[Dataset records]
--------------------
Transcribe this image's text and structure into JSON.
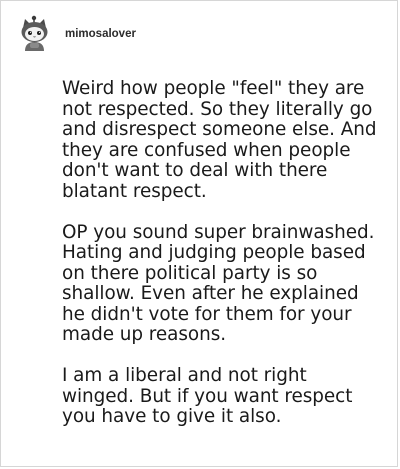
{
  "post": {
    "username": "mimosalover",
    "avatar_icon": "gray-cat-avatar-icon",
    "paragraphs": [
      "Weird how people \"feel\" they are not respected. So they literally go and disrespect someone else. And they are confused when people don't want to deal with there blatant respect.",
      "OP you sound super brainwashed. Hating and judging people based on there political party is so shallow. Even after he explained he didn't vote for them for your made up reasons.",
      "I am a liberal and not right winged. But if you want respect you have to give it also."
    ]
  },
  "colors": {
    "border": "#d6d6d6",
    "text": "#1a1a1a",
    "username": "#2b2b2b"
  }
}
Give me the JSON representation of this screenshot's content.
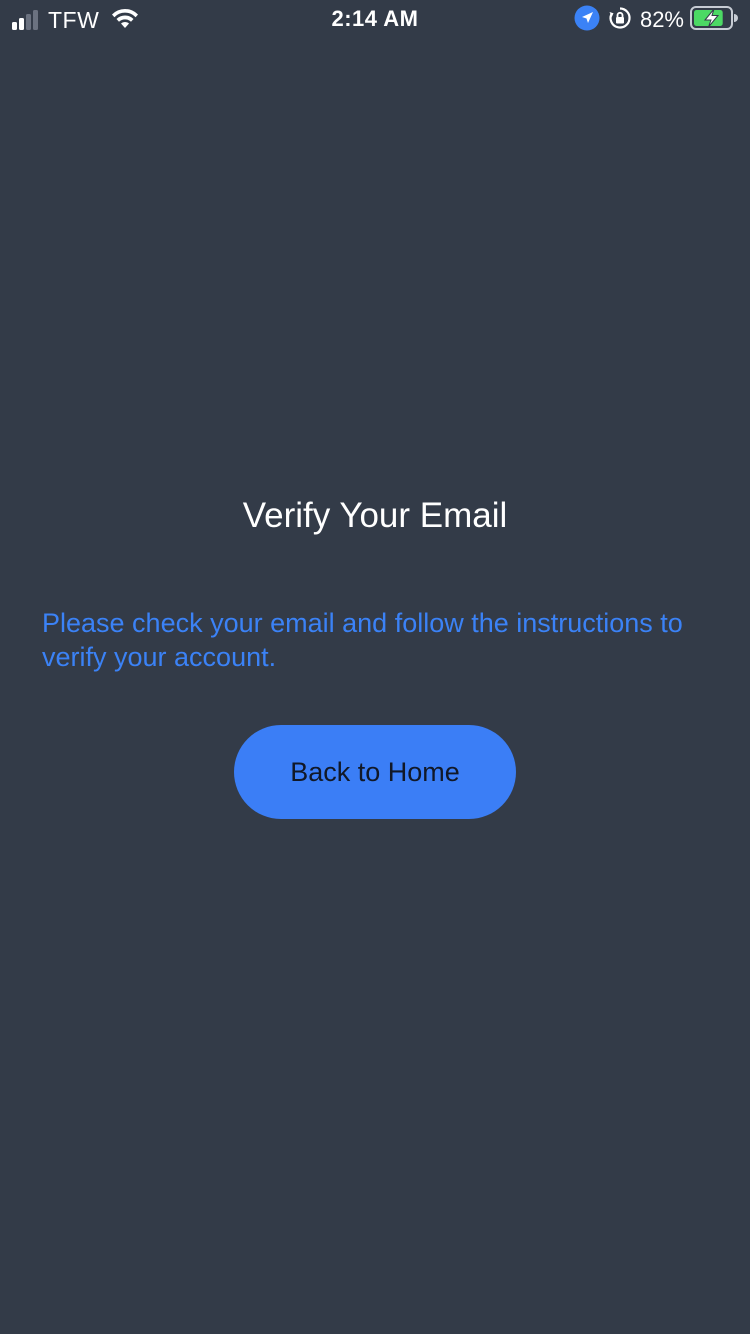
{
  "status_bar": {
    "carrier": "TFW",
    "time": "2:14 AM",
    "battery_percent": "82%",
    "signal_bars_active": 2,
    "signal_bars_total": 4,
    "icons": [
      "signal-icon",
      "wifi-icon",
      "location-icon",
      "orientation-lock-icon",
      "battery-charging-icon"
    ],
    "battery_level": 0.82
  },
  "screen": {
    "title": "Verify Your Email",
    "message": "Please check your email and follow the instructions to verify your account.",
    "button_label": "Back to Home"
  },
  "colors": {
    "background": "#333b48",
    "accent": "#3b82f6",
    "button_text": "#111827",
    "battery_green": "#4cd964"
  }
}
--------------------
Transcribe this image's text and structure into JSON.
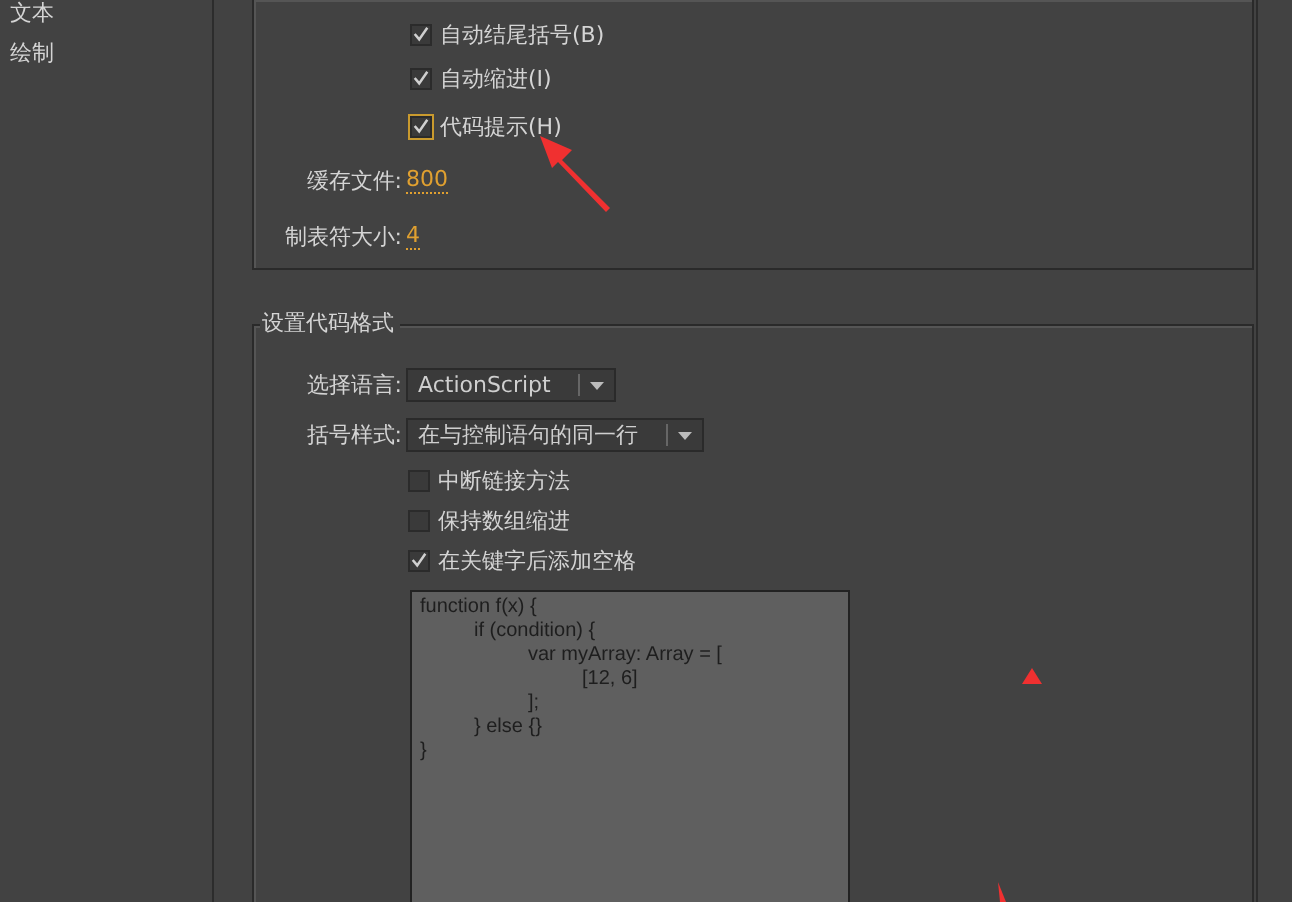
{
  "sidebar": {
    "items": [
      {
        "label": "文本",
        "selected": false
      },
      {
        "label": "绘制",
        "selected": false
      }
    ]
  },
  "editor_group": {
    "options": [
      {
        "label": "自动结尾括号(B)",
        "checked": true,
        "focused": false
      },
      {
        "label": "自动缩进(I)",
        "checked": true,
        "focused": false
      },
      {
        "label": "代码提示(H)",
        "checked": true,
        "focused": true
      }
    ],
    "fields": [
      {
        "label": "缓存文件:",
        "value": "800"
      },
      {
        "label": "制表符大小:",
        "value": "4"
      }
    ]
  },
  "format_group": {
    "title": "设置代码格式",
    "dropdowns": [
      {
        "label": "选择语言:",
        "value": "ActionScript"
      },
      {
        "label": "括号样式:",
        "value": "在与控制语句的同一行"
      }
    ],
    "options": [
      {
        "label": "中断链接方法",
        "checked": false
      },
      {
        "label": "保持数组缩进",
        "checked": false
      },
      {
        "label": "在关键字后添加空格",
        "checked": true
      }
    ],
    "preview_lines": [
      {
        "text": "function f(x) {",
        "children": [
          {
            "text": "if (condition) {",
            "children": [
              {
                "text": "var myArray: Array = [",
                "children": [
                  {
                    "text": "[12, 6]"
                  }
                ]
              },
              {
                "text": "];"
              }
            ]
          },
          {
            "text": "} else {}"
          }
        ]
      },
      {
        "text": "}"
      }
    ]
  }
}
--------------------
AIM OF THE EXERCISE: Scan the entries above. Copy each line that has the string "title".

EXERCISE RESPONSE:
    "title": "Verify Your Email",
    "title": "设置代码格式",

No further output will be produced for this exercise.